• RECORD EXCERPTS:
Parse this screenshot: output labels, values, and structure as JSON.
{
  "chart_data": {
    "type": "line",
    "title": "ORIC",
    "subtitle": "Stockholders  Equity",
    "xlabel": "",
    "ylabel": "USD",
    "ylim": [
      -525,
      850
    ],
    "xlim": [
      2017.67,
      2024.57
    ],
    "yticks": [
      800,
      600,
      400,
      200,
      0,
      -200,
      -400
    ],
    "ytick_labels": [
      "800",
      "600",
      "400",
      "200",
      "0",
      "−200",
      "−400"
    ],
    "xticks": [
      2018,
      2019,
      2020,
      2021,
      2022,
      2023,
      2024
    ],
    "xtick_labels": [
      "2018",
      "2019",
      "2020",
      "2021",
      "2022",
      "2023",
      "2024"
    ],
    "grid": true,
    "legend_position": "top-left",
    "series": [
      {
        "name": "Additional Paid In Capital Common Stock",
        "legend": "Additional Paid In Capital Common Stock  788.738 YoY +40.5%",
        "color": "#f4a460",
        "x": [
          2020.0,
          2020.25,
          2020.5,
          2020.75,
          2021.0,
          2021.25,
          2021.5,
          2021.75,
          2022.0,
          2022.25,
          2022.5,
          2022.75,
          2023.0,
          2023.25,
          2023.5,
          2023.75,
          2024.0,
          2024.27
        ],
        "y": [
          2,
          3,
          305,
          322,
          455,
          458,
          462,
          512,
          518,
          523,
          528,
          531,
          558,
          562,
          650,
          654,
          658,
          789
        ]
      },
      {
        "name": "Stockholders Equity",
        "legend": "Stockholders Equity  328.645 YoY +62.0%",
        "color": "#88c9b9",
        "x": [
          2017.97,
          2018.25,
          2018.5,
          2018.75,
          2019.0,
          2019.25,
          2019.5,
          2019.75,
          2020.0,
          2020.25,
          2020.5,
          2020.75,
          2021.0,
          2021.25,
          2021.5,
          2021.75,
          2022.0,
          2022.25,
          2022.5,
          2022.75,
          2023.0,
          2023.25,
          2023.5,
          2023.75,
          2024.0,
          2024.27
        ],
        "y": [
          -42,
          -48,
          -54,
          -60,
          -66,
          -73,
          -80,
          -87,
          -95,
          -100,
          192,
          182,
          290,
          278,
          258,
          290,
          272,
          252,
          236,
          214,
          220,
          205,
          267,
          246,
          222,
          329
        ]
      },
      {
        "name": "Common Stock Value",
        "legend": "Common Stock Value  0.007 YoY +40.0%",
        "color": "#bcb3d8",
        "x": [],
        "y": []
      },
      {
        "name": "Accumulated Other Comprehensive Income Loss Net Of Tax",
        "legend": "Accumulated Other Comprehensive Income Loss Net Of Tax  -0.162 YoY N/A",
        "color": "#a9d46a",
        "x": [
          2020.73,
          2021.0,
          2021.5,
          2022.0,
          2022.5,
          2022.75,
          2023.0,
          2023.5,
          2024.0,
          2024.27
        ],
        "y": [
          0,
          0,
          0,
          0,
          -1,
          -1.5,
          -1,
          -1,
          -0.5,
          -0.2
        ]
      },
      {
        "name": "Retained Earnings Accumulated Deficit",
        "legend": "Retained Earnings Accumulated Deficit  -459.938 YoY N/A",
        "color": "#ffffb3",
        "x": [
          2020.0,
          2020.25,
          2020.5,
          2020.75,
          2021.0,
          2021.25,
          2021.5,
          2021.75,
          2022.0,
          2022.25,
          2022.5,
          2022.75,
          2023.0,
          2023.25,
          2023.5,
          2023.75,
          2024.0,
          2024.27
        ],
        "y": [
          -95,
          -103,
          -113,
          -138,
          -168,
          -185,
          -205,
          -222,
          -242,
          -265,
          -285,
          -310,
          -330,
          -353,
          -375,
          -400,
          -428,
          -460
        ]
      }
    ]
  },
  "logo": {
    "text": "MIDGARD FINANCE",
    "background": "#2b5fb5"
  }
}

• WHAT THE TASK REQUIRES:
Every record shown above must be echoed exactly.

• FINISHED EXERCISE:
Parse this screenshot: output labels, values, and structure as JSON.
{
  "chart_data": {
    "type": "line",
    "title": "ORIC",
    "subtitle": "Stockholders  Equity",
    "xlabel": "",
    "ylabel": "USD",
    "ylim": [
      -525,
      850
    ],
    "xlim": [
      2017.67,
      2024.57
    ],
    "yticks": [
      800,
      600,
      400,
      200,
      0,
      -200,
      -400
    ],
    "ytick_labels": [
      "800",
      "600",
      "400",
      "200",
      "0",
      "−200",
      "−400"
    ],
    "xticks": [
      2018,
      2019,
      2020,
      2021,
      2022,
      2023,
      2024
    ],
    "xtick_labels": [
      "2018",
      "2019",
      "2020",
      "2021",
      "2022",
      "2023",
      "2024"
    ],
    "grid": true,
    "legend_position": "top-left",
    "series": [
      {
        "name": "Additional Paid In Capital Common Stock",
        "legend": "Additional Paid In Capital Common Stock  788.738 YoY +40.5%",
        "color": "#f4a460",
        "x": [
          2020.0,
          2020.25,
          2020.5,
          2020.75,
          2021.0,
          2021.25,
          2021.5,
          2021.75,
          2022.0,
          2022.25,
          2022.5,
          2022.75,
          2023.0,
          2023.25,
          2023.5,
          2023.75,
          2024.0,
          2024.27
        ],
        "y": [
          2,
          3,
          305,
          322,
          455,
          458,
          462,
          512,
          518,
          523,
          528,
          531,
          558,
          562,
          650,
          654,
          658,
          789
        ]
      },
      {
        "name": "Stockholders Equity",
        "legend": "Stockholders Equity  328.645 YoY +62.0%",
        "color": "#88c9b9",
        "x": [
          2017.97,
          2018.25,
          2018.5,
          2018.75,
          2019.0,
          2019.25,
          2019.5,
          2019.75,
          2020.0,
          2020.25,
          2020.5,
          2020.75,
          2021.0,
          2021.25,
          2021.5,
          2021.75,
          2022.0,
          2022.25,
          2022.5,
          2022.75,
          2023.0,
          2023.25,
          2023.5,
          2023.75,
          2024.0,
          2024.27
        ],
        "y": [
          -42,
          -48,
          -54,
          -60,
          -66,
          -73,
          -80,
          -87,
          -95,
          -100,
          192,
          182,
          290,
          278,
          258,
          290,
          272,
          252,
          236,
          214,
          220,
          205,
          267,
          246,
          222,
          329
        ]
      },
      {
        "name": "Common Stock Value",
        "legend": "Common Stock Value  0.007 YoY +40.0%",
        "color": "#bcb3d8",
        "x": [],
        "y": []
      },
      {
        "name": "Accumulated Other Comprehensive Income Loss Net Of Tax",
        "legend": "Accumulated Other Comprehensive Income Loss Net Of Tax  -0.162 YoY N/A",
        "color": "#a9d46a",
        "x": [
          2020.73,
          2021.0,
          2021.5,
          2022.0,
          2022.5,
          2022.75,
          2023.0,
          2023.5,
          2024.0,
          2024.27
        ],
        "y": [
          0,
          0,
          0,
          0,
          -1,
          -1.5,
          -1,
          -1,
          -0.5,
          -0.2
        ]
      },
      {
        "name": "Retained Earnings Accumulated Deficit",
        "legend": "Retained Earnings Accumulated Deficit  -459.938 YoY N/A",
        "color": "#ffffb3",
        "x": [
          2020.0,
          2020.25,
          2020.5,
          2020.75,
          2021.0,
          2021.25,
          2021.5,
          2021.75,
          2022.0,
          2022.25,
          2022.5,
          2022.75,
          2023.0,
          2023.25,
          2023.5,
          2023.75,
          2024.0,
          2024.27
        ],
        "y": [
          -95,
          -103,
          -113,
          -138,
          -168,
          -185,
          -205,
          -222,
          -242,
          -265,
          -285,
          -310,
          -330,
          -353,
          -375,
          -400,
          -428,
          -460
        ]
      }
    ]
  },
  "logo": {
    "text": "MIDGARD FINANCE",
    "background": "#2b5fb5"
  }
}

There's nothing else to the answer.